**Supplied information:**

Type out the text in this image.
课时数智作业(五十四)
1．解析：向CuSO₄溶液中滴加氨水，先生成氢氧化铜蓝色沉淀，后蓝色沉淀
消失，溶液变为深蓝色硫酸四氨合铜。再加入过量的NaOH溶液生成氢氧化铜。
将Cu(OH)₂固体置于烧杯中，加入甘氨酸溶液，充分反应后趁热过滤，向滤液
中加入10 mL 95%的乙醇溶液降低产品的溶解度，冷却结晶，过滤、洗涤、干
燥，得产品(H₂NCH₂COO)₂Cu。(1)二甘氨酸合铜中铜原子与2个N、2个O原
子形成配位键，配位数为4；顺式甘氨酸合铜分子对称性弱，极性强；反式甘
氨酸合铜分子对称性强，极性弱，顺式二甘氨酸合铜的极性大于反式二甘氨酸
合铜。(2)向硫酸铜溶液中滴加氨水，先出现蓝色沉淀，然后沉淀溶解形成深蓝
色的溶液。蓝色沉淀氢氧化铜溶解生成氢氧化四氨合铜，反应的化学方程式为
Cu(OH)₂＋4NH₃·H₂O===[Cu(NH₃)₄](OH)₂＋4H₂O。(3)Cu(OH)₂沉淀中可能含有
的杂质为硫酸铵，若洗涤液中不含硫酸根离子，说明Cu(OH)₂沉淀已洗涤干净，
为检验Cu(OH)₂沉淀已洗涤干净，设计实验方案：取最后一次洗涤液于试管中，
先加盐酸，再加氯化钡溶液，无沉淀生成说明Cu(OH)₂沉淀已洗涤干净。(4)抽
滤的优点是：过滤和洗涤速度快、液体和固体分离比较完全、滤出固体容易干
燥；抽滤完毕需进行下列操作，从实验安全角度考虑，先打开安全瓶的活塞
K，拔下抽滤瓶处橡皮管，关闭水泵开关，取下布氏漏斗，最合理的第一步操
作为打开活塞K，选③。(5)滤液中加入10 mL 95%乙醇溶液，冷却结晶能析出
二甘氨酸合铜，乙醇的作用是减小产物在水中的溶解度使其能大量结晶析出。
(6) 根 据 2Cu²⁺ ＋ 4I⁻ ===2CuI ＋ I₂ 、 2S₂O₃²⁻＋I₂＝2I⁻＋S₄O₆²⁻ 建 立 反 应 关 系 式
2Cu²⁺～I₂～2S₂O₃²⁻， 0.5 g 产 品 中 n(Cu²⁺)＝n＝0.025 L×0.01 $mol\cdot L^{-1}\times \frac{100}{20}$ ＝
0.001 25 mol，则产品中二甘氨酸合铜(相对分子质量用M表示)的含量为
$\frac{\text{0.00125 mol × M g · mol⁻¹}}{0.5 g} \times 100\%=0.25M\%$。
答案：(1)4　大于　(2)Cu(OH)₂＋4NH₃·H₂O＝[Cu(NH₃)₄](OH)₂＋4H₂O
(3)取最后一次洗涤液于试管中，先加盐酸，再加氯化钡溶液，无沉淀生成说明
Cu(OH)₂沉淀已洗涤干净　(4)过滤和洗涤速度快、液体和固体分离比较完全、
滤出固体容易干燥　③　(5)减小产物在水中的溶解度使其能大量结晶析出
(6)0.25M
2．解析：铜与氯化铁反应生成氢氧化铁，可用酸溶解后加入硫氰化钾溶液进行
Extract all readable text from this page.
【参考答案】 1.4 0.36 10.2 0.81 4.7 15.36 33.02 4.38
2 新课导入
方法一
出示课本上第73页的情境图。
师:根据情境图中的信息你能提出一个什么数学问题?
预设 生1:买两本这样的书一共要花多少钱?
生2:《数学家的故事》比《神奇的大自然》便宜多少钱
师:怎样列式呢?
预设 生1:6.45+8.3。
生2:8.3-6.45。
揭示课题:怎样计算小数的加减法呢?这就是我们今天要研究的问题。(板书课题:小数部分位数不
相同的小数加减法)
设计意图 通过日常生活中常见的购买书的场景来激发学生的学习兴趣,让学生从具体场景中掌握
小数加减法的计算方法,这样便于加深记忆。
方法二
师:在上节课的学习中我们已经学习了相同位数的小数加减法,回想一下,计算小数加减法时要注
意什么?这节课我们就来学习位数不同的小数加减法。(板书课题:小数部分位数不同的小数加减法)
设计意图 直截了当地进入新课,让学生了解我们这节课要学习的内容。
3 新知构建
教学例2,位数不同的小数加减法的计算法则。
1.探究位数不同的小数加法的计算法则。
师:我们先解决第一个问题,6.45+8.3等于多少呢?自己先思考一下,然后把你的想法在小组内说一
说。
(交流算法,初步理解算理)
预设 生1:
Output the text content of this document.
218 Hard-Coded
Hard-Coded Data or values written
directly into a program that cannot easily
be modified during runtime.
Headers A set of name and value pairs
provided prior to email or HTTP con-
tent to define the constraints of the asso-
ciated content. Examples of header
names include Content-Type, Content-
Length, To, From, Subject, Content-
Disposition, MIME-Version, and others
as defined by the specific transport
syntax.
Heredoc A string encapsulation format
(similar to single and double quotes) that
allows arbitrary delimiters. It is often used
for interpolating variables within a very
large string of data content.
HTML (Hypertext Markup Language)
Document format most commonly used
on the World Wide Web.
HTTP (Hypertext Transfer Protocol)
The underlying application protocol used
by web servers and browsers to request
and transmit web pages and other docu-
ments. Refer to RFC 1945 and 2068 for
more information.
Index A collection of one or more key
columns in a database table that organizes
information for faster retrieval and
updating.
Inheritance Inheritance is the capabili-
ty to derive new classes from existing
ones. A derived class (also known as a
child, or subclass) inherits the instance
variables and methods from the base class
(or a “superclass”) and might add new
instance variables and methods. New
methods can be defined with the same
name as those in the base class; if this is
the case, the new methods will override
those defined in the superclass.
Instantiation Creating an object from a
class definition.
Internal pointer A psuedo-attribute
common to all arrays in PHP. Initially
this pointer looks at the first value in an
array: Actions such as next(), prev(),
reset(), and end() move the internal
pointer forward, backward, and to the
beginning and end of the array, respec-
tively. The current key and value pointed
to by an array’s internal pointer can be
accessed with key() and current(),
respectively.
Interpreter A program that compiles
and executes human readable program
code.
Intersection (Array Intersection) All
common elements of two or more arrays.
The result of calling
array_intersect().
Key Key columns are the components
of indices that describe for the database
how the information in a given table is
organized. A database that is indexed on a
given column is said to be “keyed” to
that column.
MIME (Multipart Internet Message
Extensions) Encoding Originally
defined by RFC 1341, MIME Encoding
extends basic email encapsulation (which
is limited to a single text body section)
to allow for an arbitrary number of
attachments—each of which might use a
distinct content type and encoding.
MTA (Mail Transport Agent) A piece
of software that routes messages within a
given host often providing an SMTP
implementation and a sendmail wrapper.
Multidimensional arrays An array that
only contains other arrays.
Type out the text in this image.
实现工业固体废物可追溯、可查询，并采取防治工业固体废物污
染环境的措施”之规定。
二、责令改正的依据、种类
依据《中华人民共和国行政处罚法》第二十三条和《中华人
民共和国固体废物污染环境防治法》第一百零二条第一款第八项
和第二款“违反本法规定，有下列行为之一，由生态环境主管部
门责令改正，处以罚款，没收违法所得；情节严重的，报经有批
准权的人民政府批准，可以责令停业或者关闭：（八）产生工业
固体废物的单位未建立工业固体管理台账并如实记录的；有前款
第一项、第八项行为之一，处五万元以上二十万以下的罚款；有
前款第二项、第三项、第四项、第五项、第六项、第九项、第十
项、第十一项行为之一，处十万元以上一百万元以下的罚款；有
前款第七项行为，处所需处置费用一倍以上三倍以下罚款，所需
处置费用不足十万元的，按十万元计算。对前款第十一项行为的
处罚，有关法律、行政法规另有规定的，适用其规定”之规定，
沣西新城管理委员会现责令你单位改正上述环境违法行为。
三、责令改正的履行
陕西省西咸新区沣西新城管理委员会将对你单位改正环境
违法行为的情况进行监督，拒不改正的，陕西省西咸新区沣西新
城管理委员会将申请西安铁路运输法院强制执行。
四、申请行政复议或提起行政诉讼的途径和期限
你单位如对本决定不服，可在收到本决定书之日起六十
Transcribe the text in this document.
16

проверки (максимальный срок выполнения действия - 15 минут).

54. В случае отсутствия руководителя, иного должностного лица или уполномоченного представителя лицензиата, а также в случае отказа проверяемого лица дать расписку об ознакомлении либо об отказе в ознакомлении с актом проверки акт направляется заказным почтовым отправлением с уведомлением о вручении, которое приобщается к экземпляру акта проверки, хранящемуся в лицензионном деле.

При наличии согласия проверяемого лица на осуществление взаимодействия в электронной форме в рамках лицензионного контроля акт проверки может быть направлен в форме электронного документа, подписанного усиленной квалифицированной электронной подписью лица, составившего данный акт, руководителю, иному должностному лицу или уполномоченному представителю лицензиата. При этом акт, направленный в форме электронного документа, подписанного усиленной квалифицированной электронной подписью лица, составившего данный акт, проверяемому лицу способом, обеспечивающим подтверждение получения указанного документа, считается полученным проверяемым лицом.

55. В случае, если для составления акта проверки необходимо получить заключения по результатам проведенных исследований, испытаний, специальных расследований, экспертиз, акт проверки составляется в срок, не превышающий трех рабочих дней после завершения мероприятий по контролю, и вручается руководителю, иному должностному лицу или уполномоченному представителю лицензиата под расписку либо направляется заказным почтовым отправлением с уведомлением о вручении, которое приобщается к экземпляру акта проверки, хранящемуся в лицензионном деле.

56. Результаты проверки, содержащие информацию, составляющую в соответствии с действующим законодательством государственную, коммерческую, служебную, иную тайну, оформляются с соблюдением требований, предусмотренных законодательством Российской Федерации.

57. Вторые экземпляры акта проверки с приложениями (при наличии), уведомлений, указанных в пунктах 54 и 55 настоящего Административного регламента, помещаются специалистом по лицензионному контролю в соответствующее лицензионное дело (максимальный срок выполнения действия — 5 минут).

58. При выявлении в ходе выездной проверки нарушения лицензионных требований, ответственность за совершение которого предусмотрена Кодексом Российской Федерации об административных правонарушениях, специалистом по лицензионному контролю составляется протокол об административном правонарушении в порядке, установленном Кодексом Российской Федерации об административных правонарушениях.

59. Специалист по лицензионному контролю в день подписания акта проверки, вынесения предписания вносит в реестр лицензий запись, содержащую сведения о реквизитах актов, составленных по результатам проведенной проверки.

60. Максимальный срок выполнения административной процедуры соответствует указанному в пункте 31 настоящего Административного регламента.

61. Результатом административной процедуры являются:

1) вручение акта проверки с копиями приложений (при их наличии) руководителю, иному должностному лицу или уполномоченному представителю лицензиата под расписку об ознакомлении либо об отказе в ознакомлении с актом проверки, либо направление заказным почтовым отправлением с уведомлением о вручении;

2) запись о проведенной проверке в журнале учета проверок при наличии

**Task objective:**
Find how many lines of the listing include the string "columns" and give that number, nothing else.

**Solution to this exercise:**
2